→ Text passage
━━━━
Primary Source References

1780s. (Isaac Granger Jefferson). "My Old Master was neat a hand as ever you see to make keys and locks and small chains, iron and brass. He kept all kind of blacksmith and carpenter tools in a great case with shelves to it in his library ... been up thar a thousand times; used to car coal up thar. Old Master had a couple of small bellowses up thar."[1]

1786 March 3. (Jefferson to Rayneval). "... Vergennes having been pleased to say he would give orders at Calais for the admission of certain articles which I wish to bring with me from England ... as follows. ... 2. A box containing small tools for wooden and iron work, for my own amusement."[2]

1786 April 4. "Pd. Robinson for a chest of tools £11-3."[3]

1790 July 17. (Grevin's invoice). A leather pouch of iron tools (Crate 40) and a box containing tools (Crate 43) were part of Jefferson's furniture packed for shipment from France.[4]

1798 December 20. (Jefferson to Thomas Mann Randolph). "should mr Madison send for my diamond it is in the upper part of the tool chest, in the cell adjacent to the lock of the box."[5]

1801-1809. (Margaret Bayard Smith). "The apartment in which he took most interest was his cabinet; this he had arranged according to his own taste and convenience. It was a spacious room. In the centre was a long table, with drawers on each side, in which were deposited not only articles appropriate to the place, but a set of carpenter's tools in one and small garden implements in another from the use of which he derived much amusement."[6]

1806-1822. (Edmund Bacon). "He was nearly always busy upon some plan or model .... Mr. Jefferson was the most industrious person I ever saw in my life .... At all other times he was either reading, writing, talking, working upon some model, or doing something else."[7]

1809 August. (Margaret Bayard Smith). "In one of the rooms [the Library], we remarked a carpenter's workbench, with a vast assortment of tools of every kind and description. This, as being characteristic, is worthy of notice; the fabrication with his own hands of curious implements and models, being a favourite amusement."[8]

After 1826. Cornelia Randolph's floor plan of Monticello, drawn after Jefferson's death, includes no. 27, a large "Work Bench," in the South Piazza.[9]

1830 February. (Anne Royall). "[T]here were besides these [Entrance HallParlorDining RoomTea Room], four rooms on the lower floor, two on the right and two on the left, those on the right were quite small to those on the left: one was the room in which Mr. Jefferson worked, which it appeared he did, from the appearance of the room, the impliments for working in wood, squares, &c. lying about the room, – the one next to it, was Mr. Jefferson's chamber in which he died."[10]

References

  1. ^ Bear, Jefferson at Monticello, 18.
━━━━
(Excerpts from a dataset)

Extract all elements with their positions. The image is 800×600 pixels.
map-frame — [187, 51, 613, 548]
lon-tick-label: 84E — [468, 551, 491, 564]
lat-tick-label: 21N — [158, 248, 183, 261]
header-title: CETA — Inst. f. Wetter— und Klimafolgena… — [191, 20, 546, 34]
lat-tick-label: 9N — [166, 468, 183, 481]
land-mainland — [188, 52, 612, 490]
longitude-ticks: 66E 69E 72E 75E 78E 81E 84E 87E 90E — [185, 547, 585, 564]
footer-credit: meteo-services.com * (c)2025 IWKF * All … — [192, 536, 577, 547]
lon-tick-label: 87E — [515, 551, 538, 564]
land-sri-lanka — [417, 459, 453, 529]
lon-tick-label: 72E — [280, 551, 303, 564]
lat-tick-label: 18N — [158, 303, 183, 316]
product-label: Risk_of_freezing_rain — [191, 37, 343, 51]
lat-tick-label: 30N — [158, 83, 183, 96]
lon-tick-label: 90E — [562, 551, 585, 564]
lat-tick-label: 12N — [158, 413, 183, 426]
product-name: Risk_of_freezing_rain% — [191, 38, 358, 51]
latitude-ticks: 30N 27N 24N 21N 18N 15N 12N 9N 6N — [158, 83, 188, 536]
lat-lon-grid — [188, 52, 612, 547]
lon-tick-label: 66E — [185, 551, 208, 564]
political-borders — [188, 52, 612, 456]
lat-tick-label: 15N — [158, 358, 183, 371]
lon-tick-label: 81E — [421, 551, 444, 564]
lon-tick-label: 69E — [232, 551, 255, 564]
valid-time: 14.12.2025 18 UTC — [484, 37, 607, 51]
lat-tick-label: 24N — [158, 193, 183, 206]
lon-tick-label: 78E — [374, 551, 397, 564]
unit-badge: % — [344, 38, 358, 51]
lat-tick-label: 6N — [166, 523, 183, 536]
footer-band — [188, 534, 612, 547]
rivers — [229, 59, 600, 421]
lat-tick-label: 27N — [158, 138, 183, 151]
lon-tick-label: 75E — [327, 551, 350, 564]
━━━━
→ What to work on
[A] In the source references, where was the large "Work Bench" on Cornelia Randolph's floor plan of Monticello?
[B] Copy the part of the source references starting with "1830 February. (Anne Royall)." and going on through "at Monticello, 18.".

→ Answers to the problems
[A] In the South Piazza.

[B]
1830 February. (Anne Royall). "[T]here were besides these [Entrance HallParlorDining RoomTea Room], four rooms on the lower floor, two on the right and two on the left, those on the right were quite small to those on the left: one was the room in which Mr. Jefferson worked, which it appeared he did, from the appearance of the room, the impliments for working in wood, squares, &c. lying about the room, – the one next to it, was Mr. Jefferson's chamber in which he died."[10]

References

  1. ^ Bear, Jefferson at Monticello, 18.